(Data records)
────────

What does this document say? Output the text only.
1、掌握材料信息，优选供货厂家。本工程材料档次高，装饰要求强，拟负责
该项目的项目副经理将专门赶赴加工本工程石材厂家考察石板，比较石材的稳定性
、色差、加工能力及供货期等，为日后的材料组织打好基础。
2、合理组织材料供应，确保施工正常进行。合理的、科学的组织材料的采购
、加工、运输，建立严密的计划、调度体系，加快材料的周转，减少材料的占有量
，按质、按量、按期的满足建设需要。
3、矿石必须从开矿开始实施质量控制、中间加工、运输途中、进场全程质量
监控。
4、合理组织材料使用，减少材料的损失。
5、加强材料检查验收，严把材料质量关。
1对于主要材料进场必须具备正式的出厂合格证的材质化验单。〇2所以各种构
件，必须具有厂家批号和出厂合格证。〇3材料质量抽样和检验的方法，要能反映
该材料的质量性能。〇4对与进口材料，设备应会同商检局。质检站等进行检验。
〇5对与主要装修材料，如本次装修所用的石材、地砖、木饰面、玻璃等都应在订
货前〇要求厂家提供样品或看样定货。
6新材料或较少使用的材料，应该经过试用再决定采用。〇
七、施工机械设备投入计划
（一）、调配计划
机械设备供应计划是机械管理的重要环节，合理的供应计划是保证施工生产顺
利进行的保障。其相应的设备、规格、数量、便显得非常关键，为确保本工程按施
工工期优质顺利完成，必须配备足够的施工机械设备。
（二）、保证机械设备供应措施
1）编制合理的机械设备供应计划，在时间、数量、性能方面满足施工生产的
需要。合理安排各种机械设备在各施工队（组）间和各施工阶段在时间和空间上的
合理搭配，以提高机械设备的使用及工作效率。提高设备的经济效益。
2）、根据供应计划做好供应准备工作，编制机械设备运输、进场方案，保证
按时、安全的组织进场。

────────

Go through the listing and print each line exactly as it appears.

## Result for this task
What does this document say? Output the text only.
1、掌握材料信息，优选供货厂家。本工程材料档次高，装饰要求强，拟负责
该项目的项目副经理将专门赶赴加工本工程石材厂家考察石板，比较石材的稳定性
、色差、加工能力及供货期等，为日后的材料组织打好基础。
2、合理组织材料供应，确保施工正常进行。合理的、科学的组织材料的采购
、加工、运输，建立严密的计划、调度体系，加快材料的周转，减少材料的占有量
，按质、按量、按期的满足建设需要。
3、矿石必须从开矿开始实施质量控制、中间加工、运输途中、进场全程质量
监控。
4、合理组织材料使用，减少材料的损失。
5、加强材料检查验收，严把材料质量关。
1对于主要材料进场必须具备正式的出厂合格证的材质化验单。〇2所以各种构
件，必须具有厂家批号和出厂合格证。〇3材料质量抽样和检验的方法，要能反映
该材料的质量性能。〇4对与进口材料，设备应会同商检局。质检站等进行检验。
〇5对与主要装修材料，如本次装修所用的石材、地砖、木饰面、玻璃等都应在订
货前〇要求厂家提供样品或看样定货。
6新材料或较少使用的材料，应该经过试用再决定采用。〇
七、施工机械设备投入计划
（一）、调配计划
机械设备供应计划是机械管理的重要环节，合理的供应计划是保证施工生产顺
利进行的保障。其相应的设备、规格、数量、便显得非常关键，为确保本工程按施
工工期优质顺利完成，必须配备足够的施工机械设备。
（二）、保证机械设备供应措施
1）编制合理的机械设备供应计划，在时间、数量、性能方面满足施工生产的
需要。合理安排各种机械设备在各施工队（组）间和各施工阶段在时间和空间上的
合理搭配，以提高机械设备的使用及工作效率。提高设备的经济效益。
2）、根据供应计划做好供应准备工作，编制机械设备运输、进场方案，保证
按时、安全的组织进场。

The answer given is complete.